(Collected data entries)
-- start --

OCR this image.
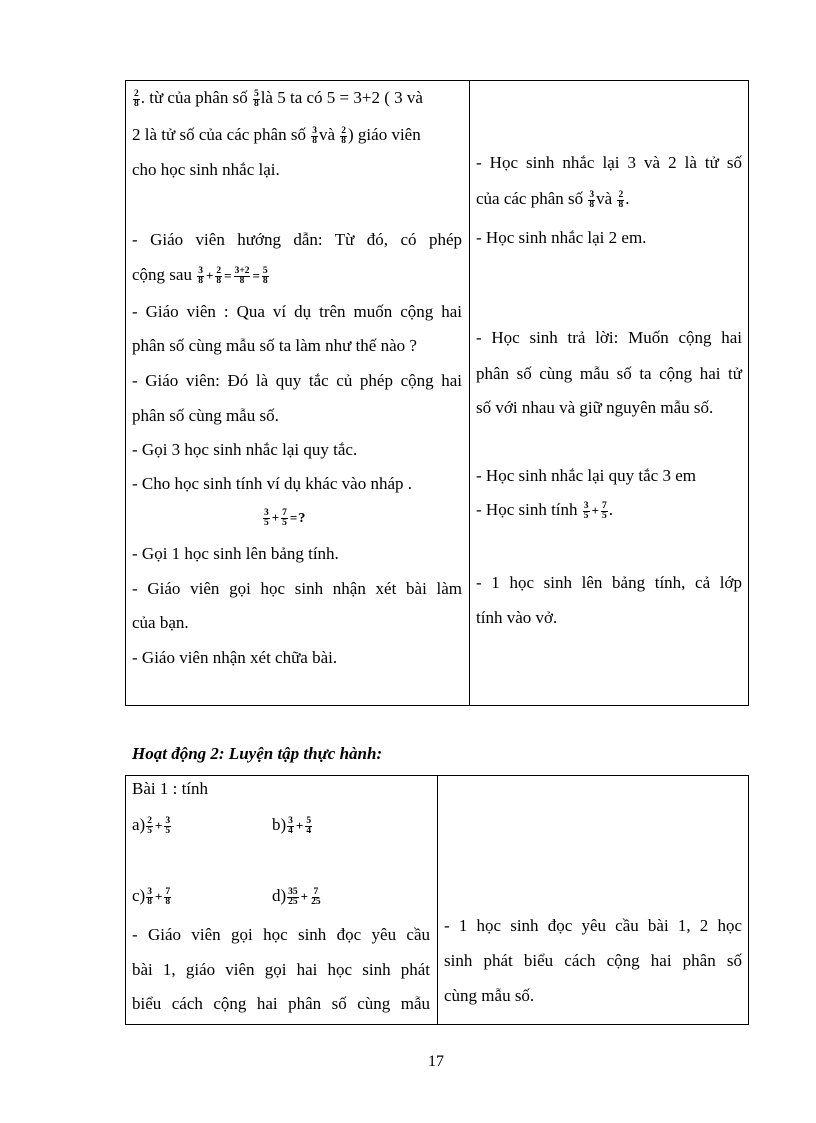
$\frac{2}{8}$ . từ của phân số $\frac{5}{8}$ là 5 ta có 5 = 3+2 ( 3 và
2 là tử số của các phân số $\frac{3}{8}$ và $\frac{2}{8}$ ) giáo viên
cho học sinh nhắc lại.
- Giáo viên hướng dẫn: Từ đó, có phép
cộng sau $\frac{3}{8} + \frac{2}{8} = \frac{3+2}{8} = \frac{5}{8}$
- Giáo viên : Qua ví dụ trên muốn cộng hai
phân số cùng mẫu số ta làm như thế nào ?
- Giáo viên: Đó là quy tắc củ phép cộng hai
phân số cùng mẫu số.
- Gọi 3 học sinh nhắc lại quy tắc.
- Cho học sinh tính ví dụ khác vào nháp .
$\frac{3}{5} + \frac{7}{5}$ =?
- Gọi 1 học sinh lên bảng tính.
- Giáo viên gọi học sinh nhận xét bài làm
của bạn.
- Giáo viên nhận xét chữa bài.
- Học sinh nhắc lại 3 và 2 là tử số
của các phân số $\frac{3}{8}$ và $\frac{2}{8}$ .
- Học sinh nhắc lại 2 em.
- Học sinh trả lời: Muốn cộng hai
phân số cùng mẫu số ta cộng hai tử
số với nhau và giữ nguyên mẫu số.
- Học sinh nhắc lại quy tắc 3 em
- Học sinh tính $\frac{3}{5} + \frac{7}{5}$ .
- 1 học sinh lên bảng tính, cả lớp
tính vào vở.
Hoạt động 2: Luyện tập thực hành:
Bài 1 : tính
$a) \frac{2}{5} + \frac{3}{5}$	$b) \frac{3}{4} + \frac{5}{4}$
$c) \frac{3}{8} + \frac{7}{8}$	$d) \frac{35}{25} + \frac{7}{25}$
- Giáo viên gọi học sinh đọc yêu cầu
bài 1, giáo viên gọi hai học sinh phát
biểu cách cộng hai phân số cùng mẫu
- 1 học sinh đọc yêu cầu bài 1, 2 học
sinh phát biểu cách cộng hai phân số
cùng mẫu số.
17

-- end --
-- start --

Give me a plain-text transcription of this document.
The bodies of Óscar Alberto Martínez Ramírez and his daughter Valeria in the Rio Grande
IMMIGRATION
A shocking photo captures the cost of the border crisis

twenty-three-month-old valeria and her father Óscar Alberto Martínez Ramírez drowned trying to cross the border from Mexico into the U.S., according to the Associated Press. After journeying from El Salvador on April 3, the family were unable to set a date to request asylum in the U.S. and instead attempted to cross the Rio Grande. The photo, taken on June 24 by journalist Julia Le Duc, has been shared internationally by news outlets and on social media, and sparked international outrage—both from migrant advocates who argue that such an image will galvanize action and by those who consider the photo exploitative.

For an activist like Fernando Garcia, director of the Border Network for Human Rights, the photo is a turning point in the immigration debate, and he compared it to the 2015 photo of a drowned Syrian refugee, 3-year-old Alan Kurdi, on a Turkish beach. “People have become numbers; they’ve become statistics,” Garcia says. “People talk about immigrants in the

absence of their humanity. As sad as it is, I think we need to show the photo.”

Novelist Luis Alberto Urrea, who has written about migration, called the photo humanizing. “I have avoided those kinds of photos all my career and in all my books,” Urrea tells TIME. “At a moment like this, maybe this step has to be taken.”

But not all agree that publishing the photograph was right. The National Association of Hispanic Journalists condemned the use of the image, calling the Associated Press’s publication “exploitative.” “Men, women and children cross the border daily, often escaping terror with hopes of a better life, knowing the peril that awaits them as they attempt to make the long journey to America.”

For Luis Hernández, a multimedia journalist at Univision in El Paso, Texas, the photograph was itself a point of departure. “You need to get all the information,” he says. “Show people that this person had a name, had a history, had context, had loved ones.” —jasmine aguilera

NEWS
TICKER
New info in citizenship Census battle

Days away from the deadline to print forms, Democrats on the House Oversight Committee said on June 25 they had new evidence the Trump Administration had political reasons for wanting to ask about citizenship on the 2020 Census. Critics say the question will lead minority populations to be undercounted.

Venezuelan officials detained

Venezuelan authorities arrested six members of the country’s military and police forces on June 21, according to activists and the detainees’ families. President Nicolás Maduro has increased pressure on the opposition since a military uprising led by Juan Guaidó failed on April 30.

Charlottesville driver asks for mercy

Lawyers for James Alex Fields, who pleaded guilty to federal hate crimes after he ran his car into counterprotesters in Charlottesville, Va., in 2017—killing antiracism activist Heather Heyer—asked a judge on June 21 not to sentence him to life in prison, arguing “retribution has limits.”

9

-- end --

**Written exercise**
Copy every line of the entries above in which "April" occurs.

**Answer to this exercise**
twenty-three-month-old valeria and her father Óscar Alberto Martínez Ramírez drowned trying to cross the border from Mexico into the U.S., according to the Associated Press. After journeying from El Salvador on April 3, the family were unable to set a date to request asylum in the U.S. and instead attempted to cross the Rio Grande. The photo, taken on June 24 by journalist Julia Le Duc, has been shared internationally by news outlets and on social media, and sparked international outrage—both from migrant advocates who argue that such an image will galvanize action and by those who consider the photo exploitative.
Venezuelan authorities arrested six members of the country’s military and police forces on June 21, according to activists and the detainees’ families. President Nicolás Maduro has increased pressure on the opposition since a military uprising led by Juan Guaidó failed on April 30.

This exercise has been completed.